Identify and pull out each line of the entries in which "this" occurs.

------------

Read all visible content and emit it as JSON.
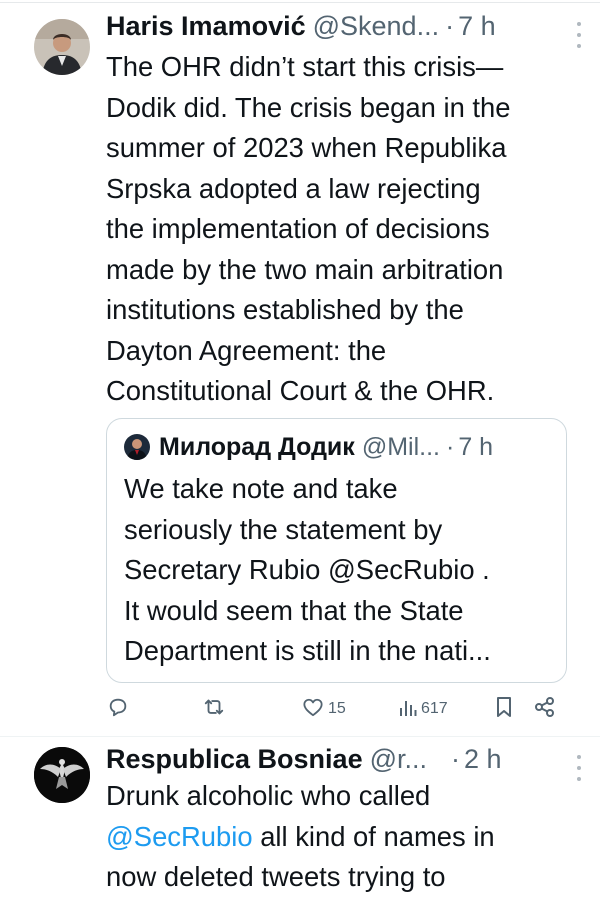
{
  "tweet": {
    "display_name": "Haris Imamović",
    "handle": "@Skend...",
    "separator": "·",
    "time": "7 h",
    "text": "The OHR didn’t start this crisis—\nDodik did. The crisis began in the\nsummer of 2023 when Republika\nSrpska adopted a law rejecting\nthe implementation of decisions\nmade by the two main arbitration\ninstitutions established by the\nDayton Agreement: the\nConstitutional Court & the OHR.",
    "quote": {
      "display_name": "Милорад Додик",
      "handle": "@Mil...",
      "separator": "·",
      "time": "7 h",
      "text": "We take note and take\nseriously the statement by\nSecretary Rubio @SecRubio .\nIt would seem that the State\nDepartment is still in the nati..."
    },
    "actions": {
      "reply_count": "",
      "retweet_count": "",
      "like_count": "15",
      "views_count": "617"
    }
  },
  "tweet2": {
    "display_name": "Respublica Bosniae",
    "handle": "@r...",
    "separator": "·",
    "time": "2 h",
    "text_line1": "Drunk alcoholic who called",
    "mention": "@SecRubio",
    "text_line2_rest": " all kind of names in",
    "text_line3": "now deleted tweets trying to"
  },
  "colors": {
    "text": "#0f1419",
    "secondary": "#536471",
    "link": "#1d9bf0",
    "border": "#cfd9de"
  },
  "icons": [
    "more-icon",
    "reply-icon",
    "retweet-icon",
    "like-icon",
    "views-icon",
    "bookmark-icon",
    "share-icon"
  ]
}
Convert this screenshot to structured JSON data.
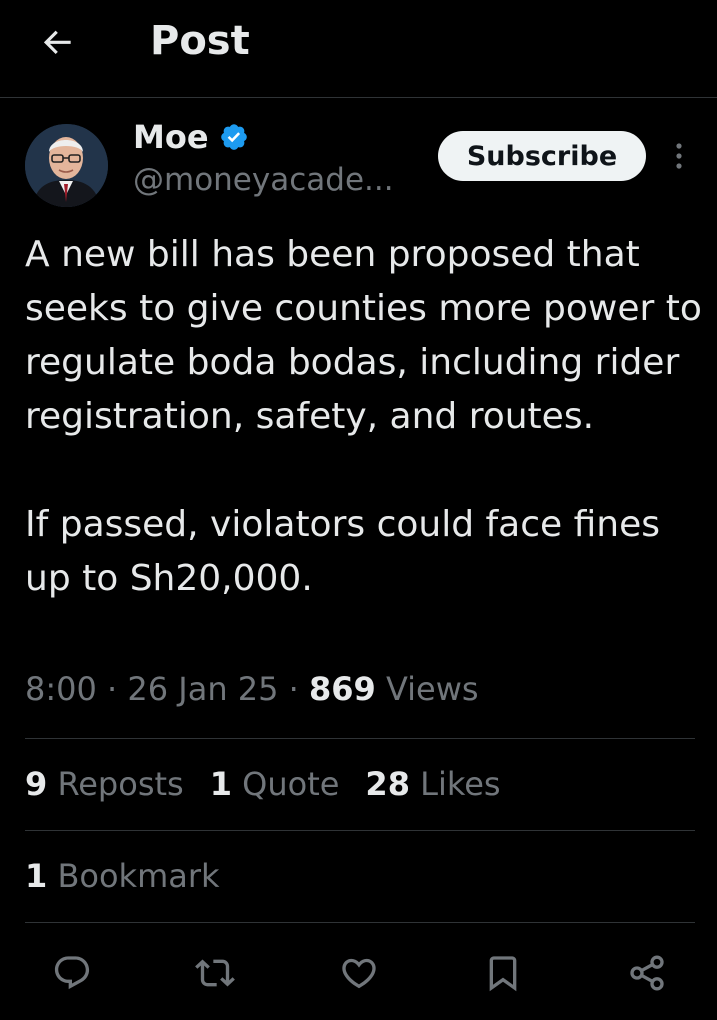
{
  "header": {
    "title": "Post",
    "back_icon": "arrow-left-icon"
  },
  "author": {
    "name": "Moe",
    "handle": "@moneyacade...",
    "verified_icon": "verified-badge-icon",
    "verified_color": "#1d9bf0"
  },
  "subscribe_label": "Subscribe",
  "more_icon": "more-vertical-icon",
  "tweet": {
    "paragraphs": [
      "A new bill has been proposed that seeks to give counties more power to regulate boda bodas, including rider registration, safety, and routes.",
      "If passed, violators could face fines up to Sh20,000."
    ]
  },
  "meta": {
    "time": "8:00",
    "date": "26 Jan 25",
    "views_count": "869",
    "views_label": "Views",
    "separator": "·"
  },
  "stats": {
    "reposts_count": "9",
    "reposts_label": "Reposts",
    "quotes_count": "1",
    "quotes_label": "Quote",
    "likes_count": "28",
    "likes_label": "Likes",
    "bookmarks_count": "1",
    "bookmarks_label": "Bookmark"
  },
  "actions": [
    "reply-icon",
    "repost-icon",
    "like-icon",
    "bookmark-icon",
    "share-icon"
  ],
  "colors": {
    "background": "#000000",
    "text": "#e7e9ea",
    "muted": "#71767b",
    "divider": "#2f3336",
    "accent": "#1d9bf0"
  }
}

------------

**ANSWER**
    "text": "The OHR didn’t start this crisis—\nDodik did. The crisis began in the\nsummer of 2023 when Republika\nSrpska adopted a law rejecting\nthe implementation of decisions\nmade by the two main arbitration\ninstitutions established by the\nDayton Agreement: the\nConstitutional Court & the OHR.",
Convert this screenshot to structured JSON data.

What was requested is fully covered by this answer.